(Records excerpted from a collection)
* * * * *

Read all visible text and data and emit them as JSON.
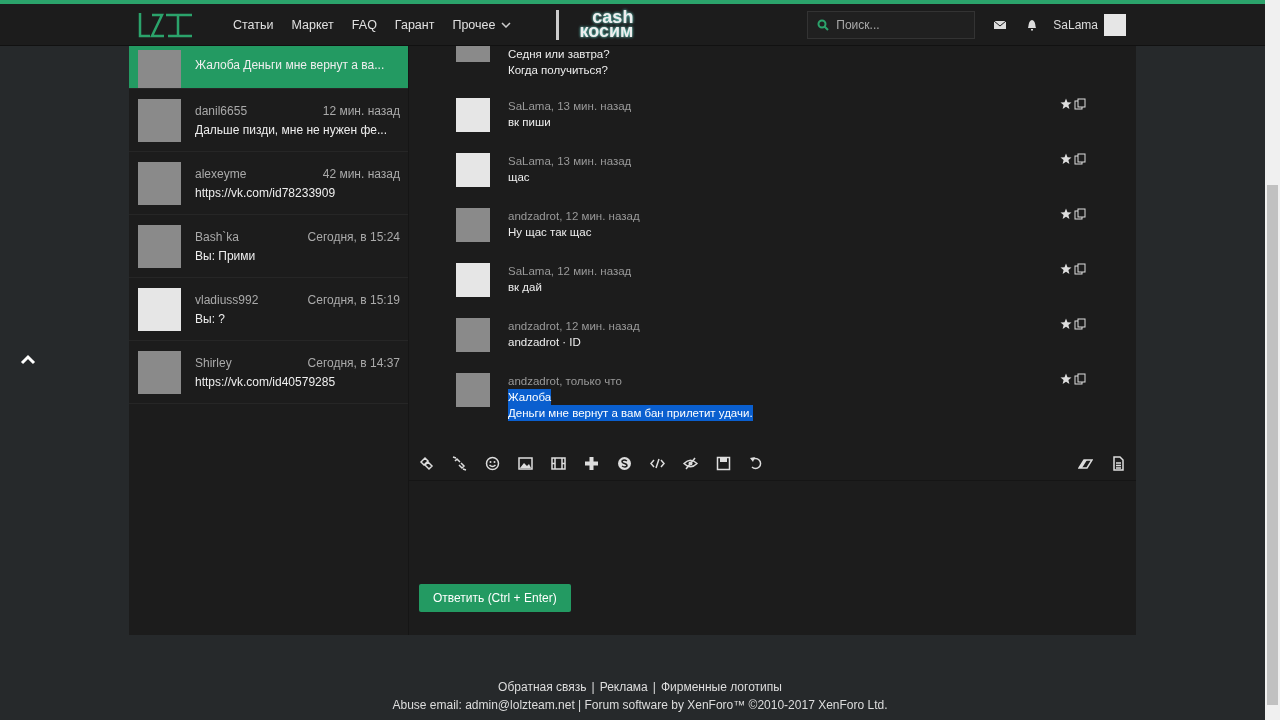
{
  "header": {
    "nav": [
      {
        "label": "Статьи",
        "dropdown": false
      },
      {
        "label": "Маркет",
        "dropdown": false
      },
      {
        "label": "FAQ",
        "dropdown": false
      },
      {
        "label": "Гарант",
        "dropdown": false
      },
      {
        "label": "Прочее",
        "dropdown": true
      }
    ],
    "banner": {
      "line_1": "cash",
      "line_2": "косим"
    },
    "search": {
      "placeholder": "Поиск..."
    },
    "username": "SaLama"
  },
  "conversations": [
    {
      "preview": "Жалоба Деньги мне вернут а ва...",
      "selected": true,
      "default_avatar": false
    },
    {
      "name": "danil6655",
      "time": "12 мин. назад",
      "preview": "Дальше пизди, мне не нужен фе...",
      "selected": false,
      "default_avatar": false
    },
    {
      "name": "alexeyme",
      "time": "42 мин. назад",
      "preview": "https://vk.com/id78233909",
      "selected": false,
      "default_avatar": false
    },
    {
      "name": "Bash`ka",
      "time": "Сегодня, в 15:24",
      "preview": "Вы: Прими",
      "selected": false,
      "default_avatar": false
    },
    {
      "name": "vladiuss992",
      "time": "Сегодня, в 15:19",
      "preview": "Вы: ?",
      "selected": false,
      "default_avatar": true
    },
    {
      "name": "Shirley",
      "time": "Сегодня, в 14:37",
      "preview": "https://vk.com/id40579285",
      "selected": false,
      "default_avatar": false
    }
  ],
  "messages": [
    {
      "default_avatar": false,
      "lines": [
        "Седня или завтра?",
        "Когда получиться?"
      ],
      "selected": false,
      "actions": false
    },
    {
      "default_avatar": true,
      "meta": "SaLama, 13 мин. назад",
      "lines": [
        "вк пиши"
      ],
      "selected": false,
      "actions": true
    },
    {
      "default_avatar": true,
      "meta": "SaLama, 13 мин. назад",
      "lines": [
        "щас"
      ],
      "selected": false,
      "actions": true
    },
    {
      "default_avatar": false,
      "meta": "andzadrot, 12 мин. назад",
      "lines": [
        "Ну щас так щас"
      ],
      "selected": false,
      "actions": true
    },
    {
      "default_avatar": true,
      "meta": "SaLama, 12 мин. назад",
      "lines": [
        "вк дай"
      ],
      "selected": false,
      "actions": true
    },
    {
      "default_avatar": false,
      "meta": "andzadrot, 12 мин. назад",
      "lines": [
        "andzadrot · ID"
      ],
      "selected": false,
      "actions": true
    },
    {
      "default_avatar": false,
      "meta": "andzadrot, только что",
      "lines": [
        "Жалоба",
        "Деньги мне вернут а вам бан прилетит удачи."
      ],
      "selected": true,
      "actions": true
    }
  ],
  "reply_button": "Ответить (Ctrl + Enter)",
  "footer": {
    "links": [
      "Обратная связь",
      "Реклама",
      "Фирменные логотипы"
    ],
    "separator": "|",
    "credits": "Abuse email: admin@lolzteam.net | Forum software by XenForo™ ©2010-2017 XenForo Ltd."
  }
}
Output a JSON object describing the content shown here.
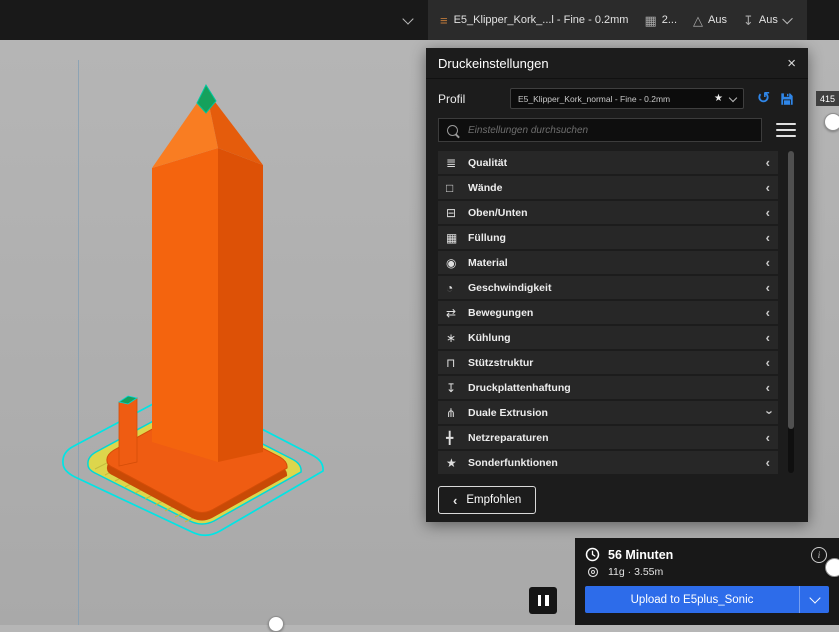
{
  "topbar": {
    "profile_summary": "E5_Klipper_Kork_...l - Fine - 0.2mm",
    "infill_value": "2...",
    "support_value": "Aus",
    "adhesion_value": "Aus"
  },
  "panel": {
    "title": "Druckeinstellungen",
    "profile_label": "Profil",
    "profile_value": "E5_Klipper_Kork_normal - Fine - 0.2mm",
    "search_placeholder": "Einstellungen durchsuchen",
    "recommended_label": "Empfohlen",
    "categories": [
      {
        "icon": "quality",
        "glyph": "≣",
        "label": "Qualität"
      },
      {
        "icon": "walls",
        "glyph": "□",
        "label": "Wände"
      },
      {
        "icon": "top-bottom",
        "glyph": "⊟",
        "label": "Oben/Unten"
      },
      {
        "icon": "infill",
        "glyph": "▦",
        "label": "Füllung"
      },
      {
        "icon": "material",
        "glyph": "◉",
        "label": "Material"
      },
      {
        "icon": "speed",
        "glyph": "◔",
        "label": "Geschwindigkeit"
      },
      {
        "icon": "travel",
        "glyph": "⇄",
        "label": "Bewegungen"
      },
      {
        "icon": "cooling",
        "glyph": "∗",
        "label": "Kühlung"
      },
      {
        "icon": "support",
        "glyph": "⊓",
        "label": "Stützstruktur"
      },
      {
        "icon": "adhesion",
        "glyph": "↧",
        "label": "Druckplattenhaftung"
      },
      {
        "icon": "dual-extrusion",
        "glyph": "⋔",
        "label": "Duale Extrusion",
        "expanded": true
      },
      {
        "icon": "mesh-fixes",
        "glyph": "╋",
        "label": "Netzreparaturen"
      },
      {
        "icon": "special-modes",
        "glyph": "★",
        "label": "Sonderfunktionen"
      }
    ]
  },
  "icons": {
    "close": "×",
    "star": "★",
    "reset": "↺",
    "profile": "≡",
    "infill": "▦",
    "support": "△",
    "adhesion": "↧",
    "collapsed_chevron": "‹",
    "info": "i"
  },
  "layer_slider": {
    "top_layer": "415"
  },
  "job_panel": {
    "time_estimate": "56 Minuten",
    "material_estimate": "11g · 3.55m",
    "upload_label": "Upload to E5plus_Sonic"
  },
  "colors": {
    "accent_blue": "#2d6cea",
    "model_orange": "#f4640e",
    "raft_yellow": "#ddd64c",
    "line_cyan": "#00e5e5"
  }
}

* * * * *

### THE EXERCISE
Give the number of lines in the listing above that hold the string "Fine", with nothing else.

### ANSWER TO THIS PROBLEM
2